[start]

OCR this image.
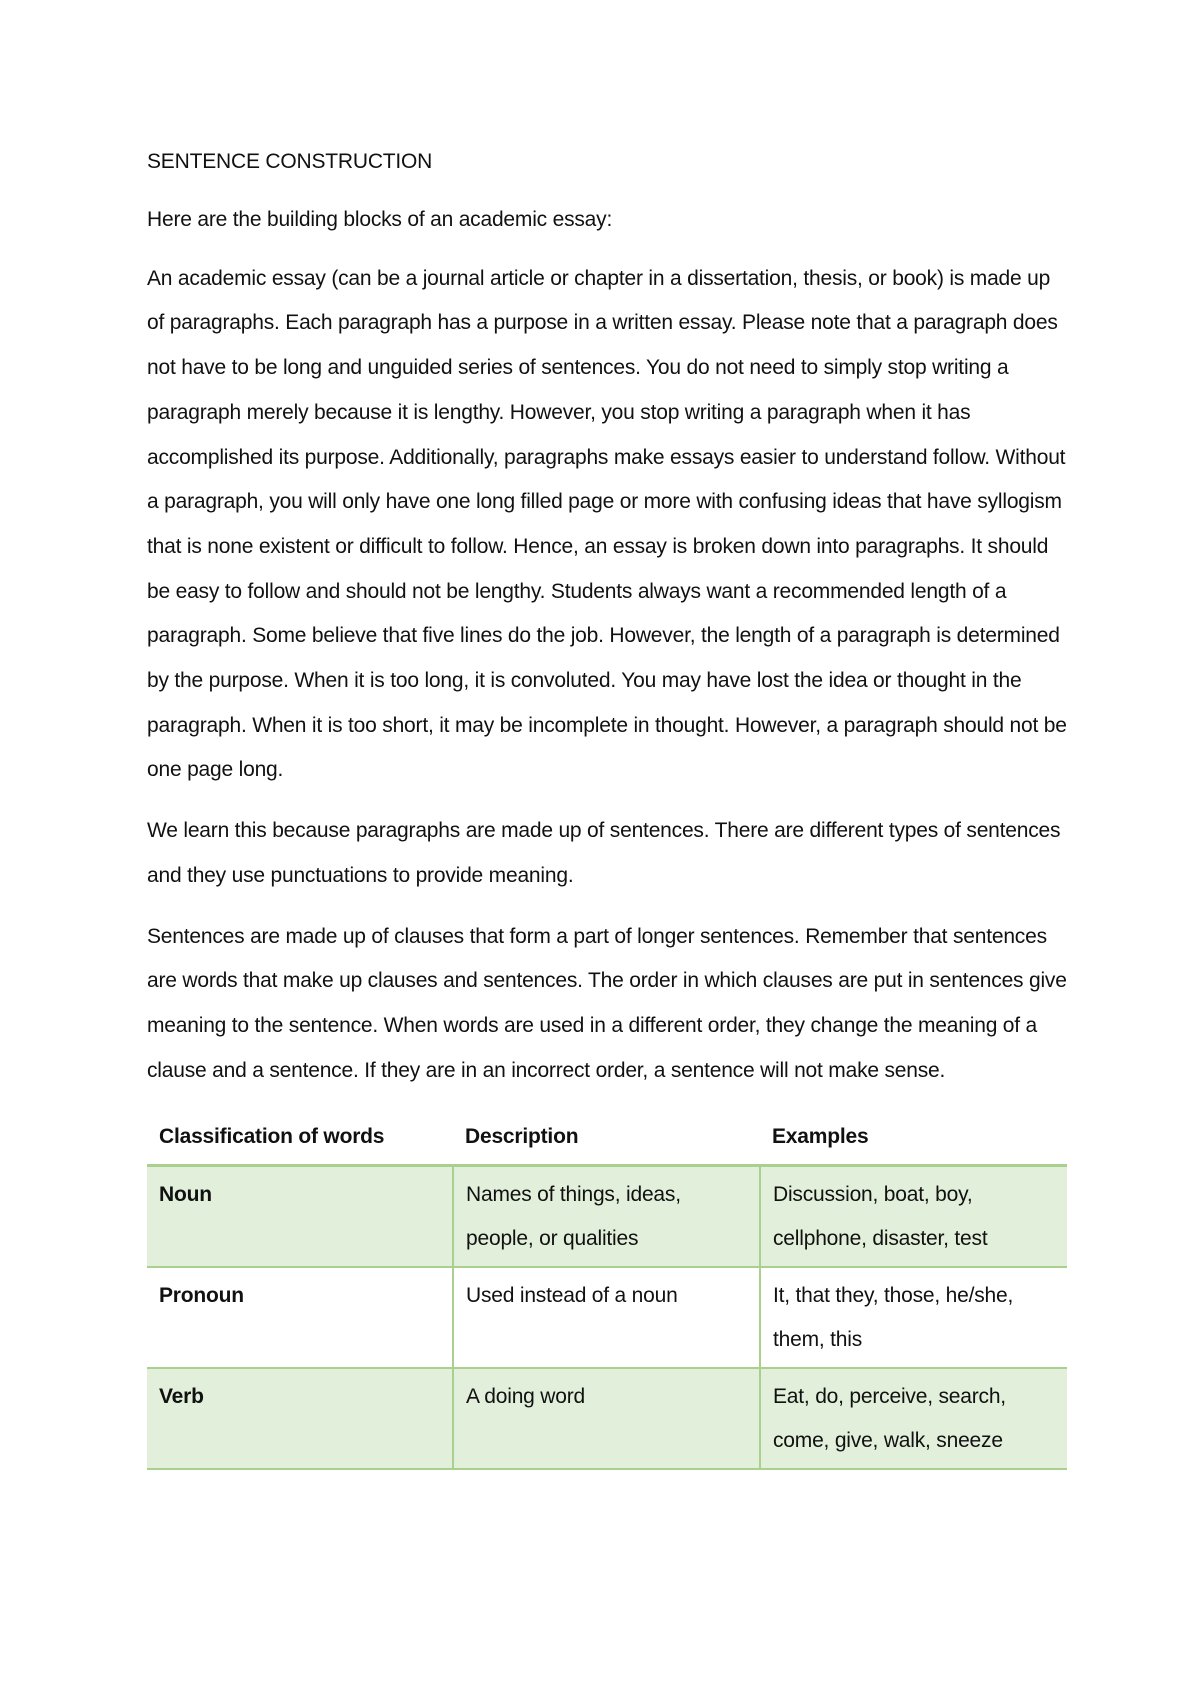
SENTENCE CONSTRUCTION

Here are the building blocks of an academic essay:

An academic essay (can be a journal article or chapter in a dissertation, thesis, or book) is made up of paragraphs. Each paragraph has a purpose in a written essay. Please note that a paragraph does not have to be long and unguided series of sentences. You do not need to simply stop writing a paragraph merely because it is lengthy. However, you stop writing a paragraph when it has accomplished its purpose. Additionally, paragraphs make essays easier to understand follow. Without a paragraph, you will only have one long filled page or more with confusing ideas that have syllogism that is none existent or difficult to follow. Hence, an essay is broken down into paragraphs. It should be easy to follow and should not be lengthy. Students always want a recommended length of a paragraph. Some believe that five lines do the job. However, the length of a paragraph is determined by the purpose. When it is too long, it is convoluted. You may have lost the idea or thought in the paragraph. When it is too short, it may be incomplete in thought. However, a paragraph should not be one page long.

We learn this because paragraphs are made up of sentences. There are different types of sentences and they use punctuations to provide meaning.

Sentences are made up of clauses that form a part of longer sentences. Remember that sentences are words that make up clauses and sentences. The order in which clauses are put in sentences give meaning to the sentence. When words are used in a different order, they change the meaning of a clause and a sentence. If they are in an incorrect order, a sentence will not make sense.

Classification of words	Description	Examples
Noun	Names of things, ideas, people, or qualities	Discussion, boat, boy, cellphone, disaster, test
Pronoun	Used instead of a noun	It, that they, those, he/she, them, this
Verb	A doing word	Eat, do, perceive, search, come, give, walk, sneeze
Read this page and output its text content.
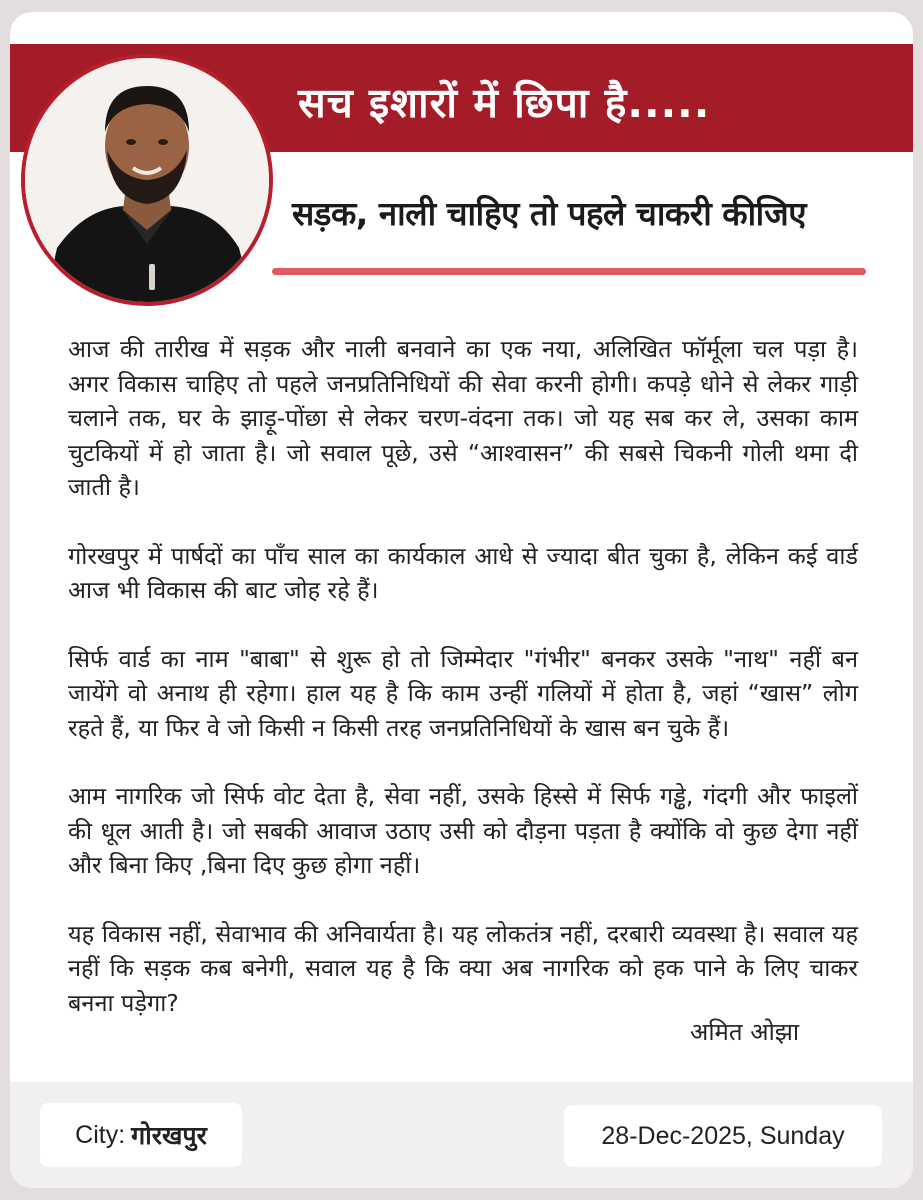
सच इशारों में छिपा है.....
सड़क, नाली चाहिए तो पहले चाकरी कीजिए

आज की तारीख में सड़क और नाली बनवाने का एक नया, अलिखित फॉर्मूला चल पड़ा है। अगर विकास चाहिए तो पहले जनप्रतिनिधियों की सेवा करनी होगी। कपड़े धोने से लेकर गाड़ी चलाने तक, घर के झाड़ू-पोंछा से लेकर चरण-वंदना तक। जो यह सब कर ले, उसका काम चुटकियों में हो जाता है। जो सवाल पूछे, उसे “आश्वासन” की सबसे चिकनी गोली थमा दी जाती है।

गोरखपुर में पार्षदों का पाँच साल का कार्यकाल आधे से ज्यादा बीत चुका है, लेकिन कई वार्ड आज भी विकास की बाट जोह रहे हैं।

सिर्फ वार्ड का नाम "बाबा" से शुरू हो तो जिम्मेदार "गंभीर" बनकर उसके "नाथ" नहीं बन जायेंगे वो अनाथ ही रहेगा। हाल यह है कि काम उन्हीं गलियों में होता है, जहां “खास” लोग रहते हैं, या फिर वे जो किसी न किसी तरह जनप्रतिनिधियों के खास बन चुके हैं।

आम नागरिक जो सिर्फ वोट देता है, सेवा नहीं, उसके हिस्से में सिर्फ गड्ढे, गंदगी और फाइलों की धूल आती है। जो सबकी आवाज उठाए उसी को दौड़ना पड़ता है क्योंकि वो कुछ देगा नहीं और बिना किए ,बिना दिए कुछ होगा नहीं।

यह विकास नहीं, सेवाभाव की अनिवार्यता है। यह लोकतंत्र नहीं, दरबारी व्यवस्था है। सवाल यह नहीं कि सड़क कब बनेगी, सवाल यह है कि क्या अब नागरिक को हक पाने के लिए चाकर बनना पड़ेगा?

अमित ओझा
City: गोरखपुर	28-Dec-2025, Sunday
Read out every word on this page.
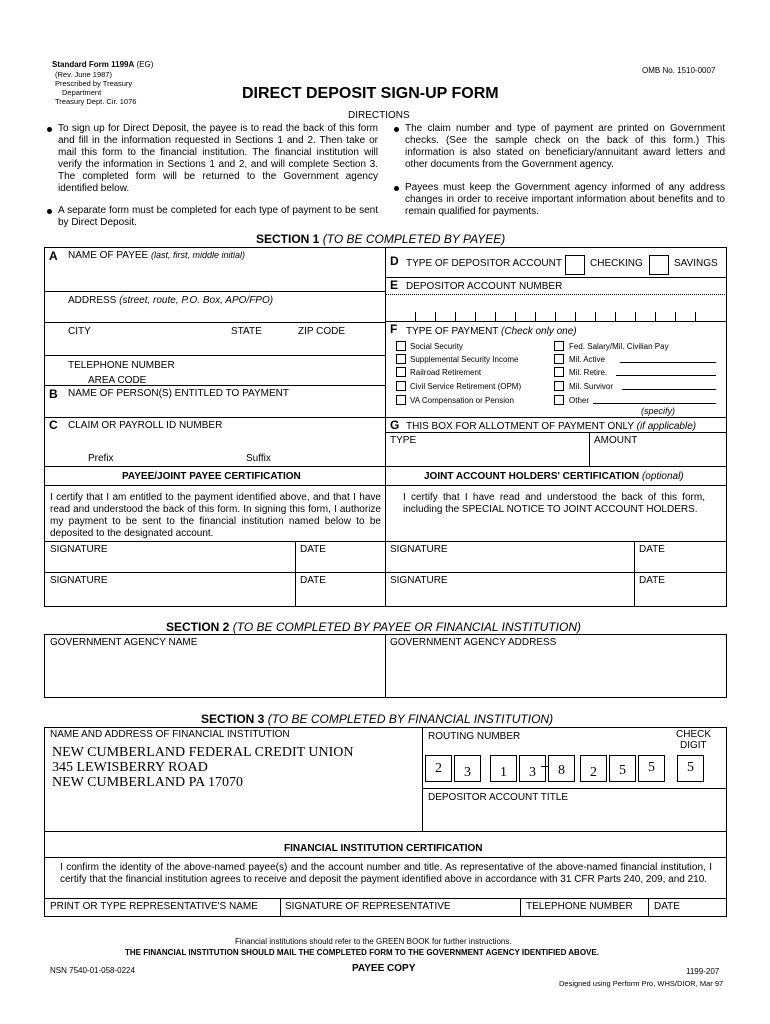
Standard Form 1199A (EG)
(Rev. June 1987)
Prescribed by Treasury
Department
Treasury Dept. Cir. 1076
OMB No. 1510-0007
DIRECT DEPOSIT SIGN-UP FORM
DIRECTIONS
To sign up for Direct Deposit, the payee is to read the back of this form and fill in the information requested in Sections 1 and 2. Then take or mail this form to the financial institution. The financial institution will verify the information in Sections 1 and 2, and will complete Section 3. The completed form will be returned to the Government agency identified below.
A separate form must be completed for each type of payment to be sent by Direct Deposit.
The claim number and type of payment are printed on Government checks. (See the sample check on the back of this form.) This information is also stated on beneficiary/annuitant award letters and other documents from the Government agency.
Payees must keep the Government agency informed of any address changes in order to receive important information about benefits and to remain qualified for payments.
SECTION 1 (TO BE COMPLETED BY PAYEE)
A NAME OF PAYEE (last, first, middle initial)
ADDRESS (street, route, P.O. Box, APO/FPO)
CITY	STATE	ZIP CODE
TELEPHONE NUMBER
AREA CODE
B NAME OF PERSON(S) ENTITLED TO PAYMENT
C CLAIM OR PAYROLL ID NUMBER
Prefix	Suffix
D TYPE OF DEPOSITOR ACCOUNT	CHECKING	SAVINGS
E DEPOSITOR ACCOUNT NUMBER
F TYPE OF PAYMENT (Check only one)
Social Security
Supplemental Security Income
Railroad Retirement
Civil Service Retirement (OPM)
VA Compensation or Pension
Fed. Salary/Mil. Civilian Pay
Mil. Active
Mil. Retire.
Mil. Survivor
Other
(specify)
G THIS BOX FOR ALLOTMENT OF PAYMENT ONLY (if applicable)
TYPE	AMOUNT
PAYEE/JOINT PAYEE CERTIFICATION	JOINT ACCOUNT HOLDERS' CERTIFICATION (optional)
I certify that I am entitled to the payment identified above, and that I have read and understood the back of this form. In signing this form, I authorize my payment to be sent to the financial institution named below to be deposited to the designated account.
I certify that I have read and understood the back of this form, including the SPECIAL NOTICE TO JOINT ACCOUNT HOLDERS.
SIGNATURE	DATE	SIGNATURE	DATE
SIGNATURE	DATE	SIGNATURE	DATE
SECTION 2 (TO BE COMPLETED BY PAYEE OR FINANCIAL INSTITUTION)
GOVERNMENT AGENCY NAME	GOVERNMENT AGENCY ADDRESS
SECTION 3 (TO BE COMPLETED BY FINANCIAL INSTITUTION)
NAME AND ADDRESS OF FINANCIAL INSTITUTION
NEW CUMBERLAND FEDERAL CREDIT UNION
345 LEWISBERRY ROAD
NEW CUMBERLAND PA 17070
ROUTING NUMBER	CHECK
DIGIT
2	3	1	3	8	2	5	5	5
DEPOSITOR ACCOUNT TITLE
FINANCIAL INSTITUTION CERTIFICATION
I confirm the identity of the above-named payee(s) and the account number and title. As representative of the above-named financial institution, I certify that the financial institution agrees to receive and deposit the payment identified above in accordance with 31 CFR Parts 240, 209, and 210.
PRINT OR TYPE REPRESENTATIVE'S NAME	SIGNATURE OF REPRESENTATIVE	TELEPHONE NUMBER DATE
Financial institutions should refer to the GREEN BOOK for further instructions.
THE FINANCIAL INSTITUTION SHOULD MAIL THE COMPLETED FORM TO THE GOVERNMENT AGENCY IDENTIFIED ABOVE.
NSN 7540-01-058-0224	PAYEE COPY	1199-207
Designed using Perform Pro, WHS/DIOR, Mar 97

[end]

Do this: Reproduce the data word for word, excluding its pictures.

Solution for this problem:
OCR this image.
SENTENCE CONSTRUCTION

Here are the building blocks of an academic essay:

An academic essay (can be a journal article or chapter in a dissertation, thesis, or book) is made up of paragraphs. Each paragraph has a purpose in a written essay. Please note that a paragraph does not have to be long and unguided series of sentences. You do not need to simply stop writing a paragraph merely because it is lengthy. However, you stop writing a paragraph when it has accomplished its purpose. Additionally, paragraphs make essays easier to understand follow. Without a paragraph, you will only have one long filled page or more with confusing ideas that have syllogism that is none existent or difficult to follow. Hence, an essay is broken down into paragraphs. It should be easy to follow and should not be lengthy. Students always want a recommended length of a paragraph. Some believe that five lines do the job. However, the length of a paragraph is determined by the purpose. When it is too long, it is convoluted. You may have lost the idea or thought in the paragraph. When it is too short, it may be incomplete in thought. However, a paragraph should not be one page long.

We learn this because paragraphs are made up of sentences. There are different types of sentences and they use punctuations to provide meaning.

Sentences are made up of clauses that form a part of longer sentences. Remember that sentences are words that make up clauses and sentences. The order in which clauses are put in sentences give meaning to the sentence. When words are used in a different order, they change the meaning of a clause and a sentence. If they are in an incorrect order, a sentence will not make sense.

Classification of words	Description	Examples
Noun	Names of things, ideas, people, or qualities	Discussion, boat, boy, cellphone, disaster, test
Pronoun	Used instead of a noun	It, that they, those, he/she, them, this
Verb	A doing word	Eat, do, perceive, search, come, give, walk, sneeze
Read this page and output its text content.
सच इशारों में छिपा है.....
सड़क, नाली चाहिए तो पहले चाकरी कीजिए

आज की तारीख में सड़क और नाली बनवाने का एक नया, अलिखित फॉर्मूला चल पड़ा है। अगर विकास चाहिए तो पहले जनप्रतिनिधियों की सेवा करनी होगी। कपड़े धोने से लेकर गाड़ी चलाने तक, घर के झाड़ू-पोंछा से लेकर चरण-वंदना तक। जो यह सब कर ले, उसका काम चुटकियों में हो जाता है। जो सवाल पूछे, उसे “आश्वासन” की सबसे चिकनी गोली थमा दी जाती है।

गोरखपुर में पार्षदों का पाँच साल का कार्यकाल आधे से ज्यादा बीत चुका है, लेकिन कई वार्ड आज भी विकास की बाट जोह रहे हैं।

सिर्फ वार्ड का नाम "बाबा" से शुरू हो तो जिम्मेदार "गंभीर" बनकर उसके "नाथ" नहीं बन जायेंगे वो अनाथ ही रहेगा। हाल यह है कि काम उन्हीं गलियों में होता है, जहां “खास” लोग रहते हैं, या फिर वे जो किसी न किसी तरह जनप्रतिनिधियों के खास बन चुके हैं।

आम नागरिक जो सिर्फ वोट देता है, सेवा नहीं, उसके हिस्से में सिर्फ गड्ढे, गंदगी और फाइलों की धूल आती है। जो सबकी आवाज उठाए उसी को दौड़ना पड़ता है क्योंकि वो कुछ देगा नहीं और बिना किए ,बिना दिए कुछ होगा नहीं।

यह विकास नहीं, सेवाभाव की अनिवार्यता है। यह लोकतंत्र नहीं, दरबारी व्यवस्था है। सवाल यह नहीं कि सड़क कब बनेगी, सवाल यह है कि क्या अब नागरिक को हक पाने के लिए चाकर बनना पड़ेगा?

अमित ओझा
City: गोरखपुर	28-Dec-2025, Sunday
Read out every word on this page.
Standard Form 1199A (EG)
(Rev. June 1987)
Prescribed by Treasury
Department
Treasury Dept. Cir. 1076
OMB No. 1510-0007
DIRECT DEPOSIT SIGN-UP FORM
DIRECTIONS
To sign up for Direct Deposit, the payee is to read the back of this form and fill in the information requested in Sections 1 and 2. Then take or mail this form to the financial institution. The financial institution will verify the information in Sections 1 and 2, and will complete Section 3. The completed form will be returned to the Government agency identified below.
A separate form must be completed for each type of payment to be sent by Direct Deposit.
The claim number and type of payment are printed on Government checks. (See the sample check on the back of this form.) This information is also stated on beneficiary/annuitant award letters and other documents from the Government agency.
Payees must keep the Government agency informed of any address changes in order to receive important information about benefits and to remain qualified for payments.
SECTION 1 (TO BE COMPLETED BY PAYEE)
A NAME OF PAYEE (last, first, middle initial)
ADDRESS (street, route, P.O. Box, APO/FPO)
CITY	STATE	ZIP CODE
TELEPHONE NUMBER
AREA CODE
B NAME OF PERSON(S) ENTITLED TO PAYMENT
C CLAIM OR PAYROLL ID NUMBER
Prefix	Suffix
D TYPE OF DEPOSITOR ACCOUNT	CHECKING	SAVINGS
E DEPOSITOR ACCOUNT NUMBER
F TYPE OF PAYMENT (Check only one)
Social Security
Supplemental Security Income
Railroad Retirement
Civil Service Retirement (OPM)
VA Compensation or Pension
Fed. Salary/Mil. Civilian Pay
Mil. Active
Mil. Retire.
Mil. Survivor
Other
(specify)
G THIS BOX FOR ALLOTMENT OF PAYMENT ONLY (if applicable)
TYPE	AMOUNT
PAYEE/JOINT PAYEE CERTIFICATION	JOINT ACCOUNT HOLDERS' CERTIFICATION (optional)
I certify that I am entitled to the payment identified above, and that I have read and understood the back of this form. In signing this form, I authorize my payment to be sent to the financial institution named below to be deposited to the designated account.
I certify that I have read and understood the back of this form, including the SPECIAL NOTICE TO JOINT ACCOUNT HOLDERS.
SIGNATURE	DATE	SIGNATURE	DATE
SIGNATURE	DATE	SIGNATURE	DATE
SECTION 2 (TO BE COMPLETED BY PAYEE OR FINANCIAL INSTITUTION)
GOVERNMENT AGENCY NAME	GOVERNMENT AGENCY ADDRESS
SECTION 3 (TO BE COMPLETED BY FINANCIAL INSTITUTION)
NAME AND ADDRESS OF FINANCIAL INSTITUTION
NEW CUMBERLAND FEDERAL CREDIT UNION
345 LEWISBERRY ROAD
NEW CUMBERLAND PA 17070
ROUTING NUMBER	CHECK
DIGIT
2	3	1	3	8	2	5	5	5
DEPOSITOR ACCOUNT TITLE
FINANCIAL INSTITUTION CERTIFICATION
I confirm the identity of the above-named payee(s) and the account number and title. As representative of the above-named financial institution, I certify that the financial institution agrees to receive and deposit the payment identified above in accordance with 31 CFR Parts 240, 209, and 210.
PRINT OR TYPE REPRESENTATIVE'S NAME	SIGNATURE OF REPRESENTATIVE	TELEPHONE NUMBER DATE
Financial institutions should refer to the GREEN BOOK for further instructions.
THE FINANCIAL INSTITUTION SHOULD MAIL THE COMPLETED FORM TO THE GOVERNMENT AGENCY IDENTIFIED ABOVE.
NSN 7540-01-058-0224	PAYEE COPY	1199-207
Designed using Perform Pro, WHS/DIOR, Mar 97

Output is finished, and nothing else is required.